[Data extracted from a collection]
/---
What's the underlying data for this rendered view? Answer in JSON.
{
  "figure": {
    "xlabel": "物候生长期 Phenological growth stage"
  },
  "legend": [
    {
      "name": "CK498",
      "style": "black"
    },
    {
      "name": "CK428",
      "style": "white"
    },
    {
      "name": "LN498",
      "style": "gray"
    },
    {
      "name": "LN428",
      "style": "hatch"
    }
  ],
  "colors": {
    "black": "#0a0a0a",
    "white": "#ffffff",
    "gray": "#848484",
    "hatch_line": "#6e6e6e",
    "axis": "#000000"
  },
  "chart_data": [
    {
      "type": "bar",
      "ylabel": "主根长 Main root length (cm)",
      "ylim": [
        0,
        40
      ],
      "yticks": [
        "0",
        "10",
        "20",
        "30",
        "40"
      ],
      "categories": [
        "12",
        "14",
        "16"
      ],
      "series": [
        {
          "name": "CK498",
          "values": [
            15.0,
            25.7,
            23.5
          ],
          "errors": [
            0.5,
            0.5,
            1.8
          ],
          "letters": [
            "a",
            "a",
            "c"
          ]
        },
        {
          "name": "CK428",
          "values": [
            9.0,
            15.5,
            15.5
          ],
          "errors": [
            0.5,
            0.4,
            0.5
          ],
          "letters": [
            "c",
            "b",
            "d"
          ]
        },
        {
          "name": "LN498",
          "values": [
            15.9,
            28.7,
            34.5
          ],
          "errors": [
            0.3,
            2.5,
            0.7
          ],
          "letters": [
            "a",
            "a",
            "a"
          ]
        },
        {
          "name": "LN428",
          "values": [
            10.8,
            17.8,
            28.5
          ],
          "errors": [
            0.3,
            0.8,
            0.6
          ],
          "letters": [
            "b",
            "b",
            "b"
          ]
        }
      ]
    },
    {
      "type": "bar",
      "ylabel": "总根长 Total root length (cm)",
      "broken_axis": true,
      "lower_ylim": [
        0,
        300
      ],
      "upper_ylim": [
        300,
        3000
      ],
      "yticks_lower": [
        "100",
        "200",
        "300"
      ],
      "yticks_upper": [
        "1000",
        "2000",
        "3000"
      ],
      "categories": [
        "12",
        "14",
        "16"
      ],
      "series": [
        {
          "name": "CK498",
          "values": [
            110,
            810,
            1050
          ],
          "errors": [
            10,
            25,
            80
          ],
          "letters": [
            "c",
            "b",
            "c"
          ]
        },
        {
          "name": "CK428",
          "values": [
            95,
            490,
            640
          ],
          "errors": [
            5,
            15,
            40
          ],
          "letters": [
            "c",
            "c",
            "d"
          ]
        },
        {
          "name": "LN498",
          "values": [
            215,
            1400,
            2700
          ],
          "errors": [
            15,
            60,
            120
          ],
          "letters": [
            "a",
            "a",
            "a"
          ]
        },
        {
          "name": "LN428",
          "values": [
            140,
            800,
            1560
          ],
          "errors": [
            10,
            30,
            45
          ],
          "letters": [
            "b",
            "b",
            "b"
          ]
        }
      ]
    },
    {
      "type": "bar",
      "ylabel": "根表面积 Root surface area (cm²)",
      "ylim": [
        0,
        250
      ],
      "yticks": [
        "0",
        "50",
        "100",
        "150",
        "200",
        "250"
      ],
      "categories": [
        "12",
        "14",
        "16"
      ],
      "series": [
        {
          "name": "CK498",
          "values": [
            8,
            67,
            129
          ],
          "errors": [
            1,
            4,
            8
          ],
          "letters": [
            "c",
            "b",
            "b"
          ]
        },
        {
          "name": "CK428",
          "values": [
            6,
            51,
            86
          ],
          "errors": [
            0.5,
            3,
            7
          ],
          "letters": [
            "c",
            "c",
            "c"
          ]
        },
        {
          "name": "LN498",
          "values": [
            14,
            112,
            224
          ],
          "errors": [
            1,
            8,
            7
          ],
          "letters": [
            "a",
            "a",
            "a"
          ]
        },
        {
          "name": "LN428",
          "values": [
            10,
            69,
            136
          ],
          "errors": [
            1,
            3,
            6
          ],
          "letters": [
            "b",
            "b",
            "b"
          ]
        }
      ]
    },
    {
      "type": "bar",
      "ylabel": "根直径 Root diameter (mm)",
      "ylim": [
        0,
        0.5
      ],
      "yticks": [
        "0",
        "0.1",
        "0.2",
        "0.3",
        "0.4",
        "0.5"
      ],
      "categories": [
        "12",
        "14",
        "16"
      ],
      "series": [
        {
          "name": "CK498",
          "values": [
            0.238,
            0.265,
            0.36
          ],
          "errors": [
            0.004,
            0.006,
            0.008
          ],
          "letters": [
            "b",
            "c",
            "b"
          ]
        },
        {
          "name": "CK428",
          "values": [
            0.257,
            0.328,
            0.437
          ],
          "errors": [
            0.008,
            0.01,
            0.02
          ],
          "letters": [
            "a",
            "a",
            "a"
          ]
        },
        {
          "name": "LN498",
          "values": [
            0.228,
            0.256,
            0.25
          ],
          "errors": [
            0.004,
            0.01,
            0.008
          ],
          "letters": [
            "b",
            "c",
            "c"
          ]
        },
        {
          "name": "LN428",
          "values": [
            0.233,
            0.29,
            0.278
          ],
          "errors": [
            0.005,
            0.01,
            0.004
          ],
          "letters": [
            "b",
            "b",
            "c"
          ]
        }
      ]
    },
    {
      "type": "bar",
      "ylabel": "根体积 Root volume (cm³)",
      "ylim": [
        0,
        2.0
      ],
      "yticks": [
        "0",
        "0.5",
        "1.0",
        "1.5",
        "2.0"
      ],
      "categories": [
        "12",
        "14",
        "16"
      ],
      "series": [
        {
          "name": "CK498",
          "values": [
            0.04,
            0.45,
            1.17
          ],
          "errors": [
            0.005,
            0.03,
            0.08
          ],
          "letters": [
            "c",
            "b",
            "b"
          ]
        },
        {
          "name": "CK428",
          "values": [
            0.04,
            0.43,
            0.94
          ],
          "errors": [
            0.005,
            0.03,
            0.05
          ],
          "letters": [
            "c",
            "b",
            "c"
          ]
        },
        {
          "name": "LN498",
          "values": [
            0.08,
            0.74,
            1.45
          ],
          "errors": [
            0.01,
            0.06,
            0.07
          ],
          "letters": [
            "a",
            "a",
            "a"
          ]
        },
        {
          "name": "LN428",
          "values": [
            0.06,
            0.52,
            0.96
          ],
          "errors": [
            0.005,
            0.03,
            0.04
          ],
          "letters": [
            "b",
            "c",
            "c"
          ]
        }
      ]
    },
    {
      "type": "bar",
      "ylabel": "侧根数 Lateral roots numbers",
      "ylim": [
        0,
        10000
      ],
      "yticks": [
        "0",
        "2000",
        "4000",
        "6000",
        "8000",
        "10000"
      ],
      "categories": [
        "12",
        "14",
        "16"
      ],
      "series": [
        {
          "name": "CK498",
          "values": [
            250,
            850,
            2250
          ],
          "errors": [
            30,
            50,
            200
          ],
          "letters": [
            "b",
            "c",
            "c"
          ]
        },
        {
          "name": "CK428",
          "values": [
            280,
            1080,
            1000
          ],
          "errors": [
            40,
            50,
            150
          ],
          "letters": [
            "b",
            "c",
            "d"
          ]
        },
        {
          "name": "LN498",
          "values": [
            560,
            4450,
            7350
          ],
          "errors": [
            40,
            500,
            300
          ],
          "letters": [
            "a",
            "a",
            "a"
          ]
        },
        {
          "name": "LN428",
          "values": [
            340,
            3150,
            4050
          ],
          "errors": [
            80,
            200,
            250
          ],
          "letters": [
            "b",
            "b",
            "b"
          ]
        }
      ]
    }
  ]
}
\---
> WHAT IS EXPECTED
Find the lines containing "style" and pull them out.

> RESPONSE FOR THIS EXERCISE
      "style": "black"
      "style": "white"
      "style": "gray"
      "style": "hatch"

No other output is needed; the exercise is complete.